• **WORK REQUEST 1**:
From the associate teacher guidance, list every aspect of the teaching profession that the teacher candidate should experience.
• **WORK REQUEST 2**:
Please reproduce the associate teacher guidance word for word, from "Familiarize yourself with" up to and including "Federation sponsored activities.".

• **EXTRACT TO READ**:
-=-=-
The teacher candidate should experience all aspects of the teaching profession including: supervision duties; staff meetings; curriculum nights; school meetings, and parental interviews, if allowed. Your teacher candidate should also be invited to attend any professional learning activity in which you take part.
Offer to take the teacher candidate to a local union meeting during the time of her/his practicum. Many locals host a recognition evening for associate teachers and their candidates. Encourage your candidate to attend the meeting. Check first with the local to ensure that the meeting would be open to teacher candidates.
Although associate teaching is voluntary in nature, some faculties of education provide honoraria for their associate teachers. The honorarium can take the form of monetary remuneration given directly to the teacher or provided to the school for time-release. Other faculties may designate funds to the school or the department. Sometimes the faculty will give the associate teacher a tuition discount. Please refer to the faculty handbook for details. Note: if the honorarium is paid directly to the associate teacher, it must be declared as income for tax purposes, whether the faculty provides a T4A form or not.
Most faculties of education have procedures for addressing incompatibility or conflict between associate teachers and teacher candidates. Addressing issues early is important.
Familiarize yourself with the faculty of education handbook. It is the responsibility of the faculty to have established procedures on harassment and conflict. An associate teacher who feels harassed by a teacher candidate should identify harassment correctly. Use the ETFO Human Rights Statement and Harassment Policy as a guide. http://www.etfo.ca/AboutETFO/Governance/HumanRightsStatement/Pages/default.aspx If you feel you are being harassed by your teacher candidate, take the following steps:
Harassment and discrimination on the basis of a prohibited ground are violations of the Ontario Human Rights Code and are illegal. The Elementary Teachers’ Federation of Ontario will not tolerate any form of harassment or discrimination, as defined by the Ontario Human Rights Code, at provincial or local Federation sponsored activities.
-=-=-
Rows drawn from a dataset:
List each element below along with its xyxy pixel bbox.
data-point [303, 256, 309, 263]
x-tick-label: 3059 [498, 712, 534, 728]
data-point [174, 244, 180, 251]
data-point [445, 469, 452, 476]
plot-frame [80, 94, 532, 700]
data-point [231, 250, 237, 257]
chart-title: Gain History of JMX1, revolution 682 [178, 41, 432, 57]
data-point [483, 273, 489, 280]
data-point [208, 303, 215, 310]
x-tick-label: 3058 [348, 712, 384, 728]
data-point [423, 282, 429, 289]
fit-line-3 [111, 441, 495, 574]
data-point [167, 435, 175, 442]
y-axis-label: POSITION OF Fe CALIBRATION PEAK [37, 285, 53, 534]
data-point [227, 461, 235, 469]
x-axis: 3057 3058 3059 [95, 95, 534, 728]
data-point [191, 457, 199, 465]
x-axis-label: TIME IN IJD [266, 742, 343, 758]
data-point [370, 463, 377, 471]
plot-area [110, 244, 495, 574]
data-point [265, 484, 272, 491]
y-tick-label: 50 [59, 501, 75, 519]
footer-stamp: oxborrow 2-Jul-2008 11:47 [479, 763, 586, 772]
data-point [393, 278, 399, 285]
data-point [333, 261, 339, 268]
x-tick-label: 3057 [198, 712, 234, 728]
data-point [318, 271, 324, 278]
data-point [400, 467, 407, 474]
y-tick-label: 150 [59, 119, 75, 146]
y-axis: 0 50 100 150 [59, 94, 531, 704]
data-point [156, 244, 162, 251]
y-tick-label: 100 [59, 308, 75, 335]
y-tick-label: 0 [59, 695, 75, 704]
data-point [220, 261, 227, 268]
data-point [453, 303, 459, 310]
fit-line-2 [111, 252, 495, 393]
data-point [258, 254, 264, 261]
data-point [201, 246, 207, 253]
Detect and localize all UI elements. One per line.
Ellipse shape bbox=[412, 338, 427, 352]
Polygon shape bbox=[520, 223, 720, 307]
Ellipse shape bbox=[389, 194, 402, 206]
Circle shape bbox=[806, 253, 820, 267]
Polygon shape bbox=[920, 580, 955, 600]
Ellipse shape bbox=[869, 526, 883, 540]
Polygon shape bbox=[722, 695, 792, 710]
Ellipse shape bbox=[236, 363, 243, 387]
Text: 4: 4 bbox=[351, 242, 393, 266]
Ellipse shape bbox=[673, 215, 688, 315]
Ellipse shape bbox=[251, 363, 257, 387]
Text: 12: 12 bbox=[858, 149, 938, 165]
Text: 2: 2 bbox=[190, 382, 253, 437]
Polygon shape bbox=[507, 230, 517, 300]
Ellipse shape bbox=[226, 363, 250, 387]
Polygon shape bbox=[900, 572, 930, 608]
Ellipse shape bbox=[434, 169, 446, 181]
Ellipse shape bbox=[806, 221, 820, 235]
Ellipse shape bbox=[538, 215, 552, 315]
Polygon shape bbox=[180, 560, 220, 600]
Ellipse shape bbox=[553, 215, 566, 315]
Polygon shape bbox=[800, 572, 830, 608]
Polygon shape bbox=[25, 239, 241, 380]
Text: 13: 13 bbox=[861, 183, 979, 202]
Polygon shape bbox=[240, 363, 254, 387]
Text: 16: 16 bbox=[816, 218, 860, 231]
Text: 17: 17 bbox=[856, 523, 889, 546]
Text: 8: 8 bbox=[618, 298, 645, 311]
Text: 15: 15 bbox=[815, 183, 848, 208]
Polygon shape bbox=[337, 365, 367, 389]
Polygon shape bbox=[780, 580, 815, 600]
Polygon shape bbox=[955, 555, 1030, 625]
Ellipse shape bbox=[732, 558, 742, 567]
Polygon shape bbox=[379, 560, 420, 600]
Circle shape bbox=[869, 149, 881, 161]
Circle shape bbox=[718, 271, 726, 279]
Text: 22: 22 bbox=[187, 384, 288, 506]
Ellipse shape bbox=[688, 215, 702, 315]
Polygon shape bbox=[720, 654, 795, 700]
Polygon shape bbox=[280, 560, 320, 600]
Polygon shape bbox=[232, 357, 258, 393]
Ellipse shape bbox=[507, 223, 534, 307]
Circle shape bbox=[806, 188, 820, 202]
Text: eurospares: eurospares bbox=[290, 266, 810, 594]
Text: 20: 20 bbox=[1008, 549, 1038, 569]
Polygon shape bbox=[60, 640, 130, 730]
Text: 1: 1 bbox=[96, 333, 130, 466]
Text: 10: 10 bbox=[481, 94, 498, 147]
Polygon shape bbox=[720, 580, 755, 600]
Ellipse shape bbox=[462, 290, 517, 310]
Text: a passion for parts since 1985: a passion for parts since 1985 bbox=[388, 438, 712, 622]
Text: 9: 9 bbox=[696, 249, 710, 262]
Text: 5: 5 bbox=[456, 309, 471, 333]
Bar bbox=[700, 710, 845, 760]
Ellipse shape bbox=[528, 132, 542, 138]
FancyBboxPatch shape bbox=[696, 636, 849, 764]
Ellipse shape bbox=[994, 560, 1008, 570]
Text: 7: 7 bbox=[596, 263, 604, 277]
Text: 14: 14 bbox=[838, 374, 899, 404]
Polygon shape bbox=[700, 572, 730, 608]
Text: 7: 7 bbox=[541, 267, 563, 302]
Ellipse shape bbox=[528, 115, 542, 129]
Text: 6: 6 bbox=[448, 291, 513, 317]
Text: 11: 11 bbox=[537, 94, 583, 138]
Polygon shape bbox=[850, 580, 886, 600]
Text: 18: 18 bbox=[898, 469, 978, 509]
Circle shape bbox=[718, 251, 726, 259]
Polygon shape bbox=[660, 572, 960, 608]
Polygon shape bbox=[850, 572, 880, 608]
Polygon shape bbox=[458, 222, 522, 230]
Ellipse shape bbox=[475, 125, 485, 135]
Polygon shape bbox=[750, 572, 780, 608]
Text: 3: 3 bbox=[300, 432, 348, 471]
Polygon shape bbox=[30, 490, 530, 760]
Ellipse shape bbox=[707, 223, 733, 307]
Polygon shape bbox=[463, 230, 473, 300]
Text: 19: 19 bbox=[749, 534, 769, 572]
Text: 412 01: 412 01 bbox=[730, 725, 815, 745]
-=-=-
• **EXPECTED OUTPUT 1**:
- Supervision duties
- Staff meetings
- Curriculum nights
- School meetings
- Parental interviews, if allowed

• **EXPECTED OUTPUT 2**:
Familiarize yourself with the faculty of education handbook. It is the responsibility of the faculty to have established procedures on harassment and conflict. An associate teacher who feels harassed by a teacher candidate should identify harassment correctly. Use the ETFO Human Rights Statement and Harassment Policy as a guide. http://www.etfo.ca/AboutETFO/Governance/HumanRightsStatement/Pages/default.aspx If you feel you are being harassed by your teacher candidate, take the following steps:
Harassment and discrimination on the basis of a prohibited ground are violations of the Ontario Human Rights Code and are illegal. The Elementary Teachers’ Federation of Ontario will not tolerate any form of harassment or discrimination, as defined by the Ontario Human Rights Code, at provincial or local Federation sponsored activities.